#### Exercise brief:
Using the data below, determine the number of lines that include the string "title". Write only that number.

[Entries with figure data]
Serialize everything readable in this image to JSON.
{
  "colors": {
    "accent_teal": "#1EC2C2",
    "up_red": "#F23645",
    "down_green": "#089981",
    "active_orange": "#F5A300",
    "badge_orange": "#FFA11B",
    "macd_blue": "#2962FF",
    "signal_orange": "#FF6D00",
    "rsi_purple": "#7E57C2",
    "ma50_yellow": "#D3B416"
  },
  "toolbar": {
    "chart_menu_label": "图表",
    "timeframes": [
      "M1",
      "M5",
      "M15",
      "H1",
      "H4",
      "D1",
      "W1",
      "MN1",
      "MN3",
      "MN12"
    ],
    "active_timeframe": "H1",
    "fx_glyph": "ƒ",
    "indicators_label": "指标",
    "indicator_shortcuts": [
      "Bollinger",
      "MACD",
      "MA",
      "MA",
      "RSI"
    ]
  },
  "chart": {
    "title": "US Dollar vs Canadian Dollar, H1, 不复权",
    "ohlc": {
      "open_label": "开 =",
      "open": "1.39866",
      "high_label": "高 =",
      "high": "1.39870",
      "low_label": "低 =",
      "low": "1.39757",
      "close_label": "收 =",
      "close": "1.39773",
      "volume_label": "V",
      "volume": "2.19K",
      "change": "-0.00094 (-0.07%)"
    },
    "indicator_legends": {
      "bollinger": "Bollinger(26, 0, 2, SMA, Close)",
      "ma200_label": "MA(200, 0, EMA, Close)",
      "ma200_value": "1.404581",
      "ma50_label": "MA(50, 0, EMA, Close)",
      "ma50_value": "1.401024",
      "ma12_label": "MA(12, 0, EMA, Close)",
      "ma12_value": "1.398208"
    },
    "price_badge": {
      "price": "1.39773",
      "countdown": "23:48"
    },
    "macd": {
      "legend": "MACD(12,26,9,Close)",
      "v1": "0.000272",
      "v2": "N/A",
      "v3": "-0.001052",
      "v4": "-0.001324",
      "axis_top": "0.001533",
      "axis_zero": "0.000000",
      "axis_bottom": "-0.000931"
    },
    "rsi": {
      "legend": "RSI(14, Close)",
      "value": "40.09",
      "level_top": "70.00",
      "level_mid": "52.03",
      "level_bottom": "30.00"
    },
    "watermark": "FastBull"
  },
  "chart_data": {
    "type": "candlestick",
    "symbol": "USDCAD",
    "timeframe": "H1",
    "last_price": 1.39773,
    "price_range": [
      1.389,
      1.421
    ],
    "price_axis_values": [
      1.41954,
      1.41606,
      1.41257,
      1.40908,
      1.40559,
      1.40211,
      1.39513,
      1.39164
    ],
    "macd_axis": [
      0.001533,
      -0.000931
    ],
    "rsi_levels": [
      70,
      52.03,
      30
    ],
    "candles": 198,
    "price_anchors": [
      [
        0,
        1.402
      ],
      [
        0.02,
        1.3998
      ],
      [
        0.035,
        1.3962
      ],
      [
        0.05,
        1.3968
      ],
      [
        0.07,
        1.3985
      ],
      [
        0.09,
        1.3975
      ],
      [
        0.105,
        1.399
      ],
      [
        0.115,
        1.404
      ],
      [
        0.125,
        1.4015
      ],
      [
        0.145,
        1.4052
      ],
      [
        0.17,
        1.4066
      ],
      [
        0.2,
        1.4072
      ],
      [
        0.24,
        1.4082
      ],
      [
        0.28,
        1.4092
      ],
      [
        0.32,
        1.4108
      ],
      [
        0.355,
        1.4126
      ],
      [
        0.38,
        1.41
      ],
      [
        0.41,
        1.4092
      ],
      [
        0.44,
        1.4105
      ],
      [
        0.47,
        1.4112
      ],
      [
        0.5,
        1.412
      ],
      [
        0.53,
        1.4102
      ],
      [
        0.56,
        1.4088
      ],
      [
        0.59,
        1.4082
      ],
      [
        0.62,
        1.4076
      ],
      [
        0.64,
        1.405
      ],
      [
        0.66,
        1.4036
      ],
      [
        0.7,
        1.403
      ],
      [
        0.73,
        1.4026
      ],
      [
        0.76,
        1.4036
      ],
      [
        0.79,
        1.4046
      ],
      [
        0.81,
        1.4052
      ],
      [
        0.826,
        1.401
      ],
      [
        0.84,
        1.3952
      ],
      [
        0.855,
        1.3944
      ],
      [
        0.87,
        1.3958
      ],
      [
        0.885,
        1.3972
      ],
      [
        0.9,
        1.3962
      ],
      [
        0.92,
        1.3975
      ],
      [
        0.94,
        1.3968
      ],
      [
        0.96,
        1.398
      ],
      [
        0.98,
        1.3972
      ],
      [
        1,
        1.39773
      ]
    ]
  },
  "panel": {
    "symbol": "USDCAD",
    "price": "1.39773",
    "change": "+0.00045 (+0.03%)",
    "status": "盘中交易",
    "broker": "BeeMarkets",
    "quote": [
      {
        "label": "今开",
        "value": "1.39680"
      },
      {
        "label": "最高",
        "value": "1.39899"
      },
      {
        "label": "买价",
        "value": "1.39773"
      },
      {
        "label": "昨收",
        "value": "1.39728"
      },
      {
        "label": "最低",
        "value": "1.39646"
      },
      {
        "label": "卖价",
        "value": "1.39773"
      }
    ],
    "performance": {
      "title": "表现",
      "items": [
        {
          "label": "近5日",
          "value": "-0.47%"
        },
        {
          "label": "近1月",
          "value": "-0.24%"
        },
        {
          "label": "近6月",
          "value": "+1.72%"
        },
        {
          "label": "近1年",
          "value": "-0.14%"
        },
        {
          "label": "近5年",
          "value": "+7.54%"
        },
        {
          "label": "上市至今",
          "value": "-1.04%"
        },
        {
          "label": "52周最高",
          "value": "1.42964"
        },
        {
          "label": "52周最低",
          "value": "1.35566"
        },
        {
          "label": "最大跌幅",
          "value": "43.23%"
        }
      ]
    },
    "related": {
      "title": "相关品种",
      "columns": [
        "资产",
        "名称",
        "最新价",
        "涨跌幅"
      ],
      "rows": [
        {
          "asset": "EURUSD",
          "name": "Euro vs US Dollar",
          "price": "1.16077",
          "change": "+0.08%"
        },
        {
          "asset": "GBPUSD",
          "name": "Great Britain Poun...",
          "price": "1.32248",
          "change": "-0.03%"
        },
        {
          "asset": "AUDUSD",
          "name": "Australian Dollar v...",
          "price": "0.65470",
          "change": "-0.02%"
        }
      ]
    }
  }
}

#### Final answer:
3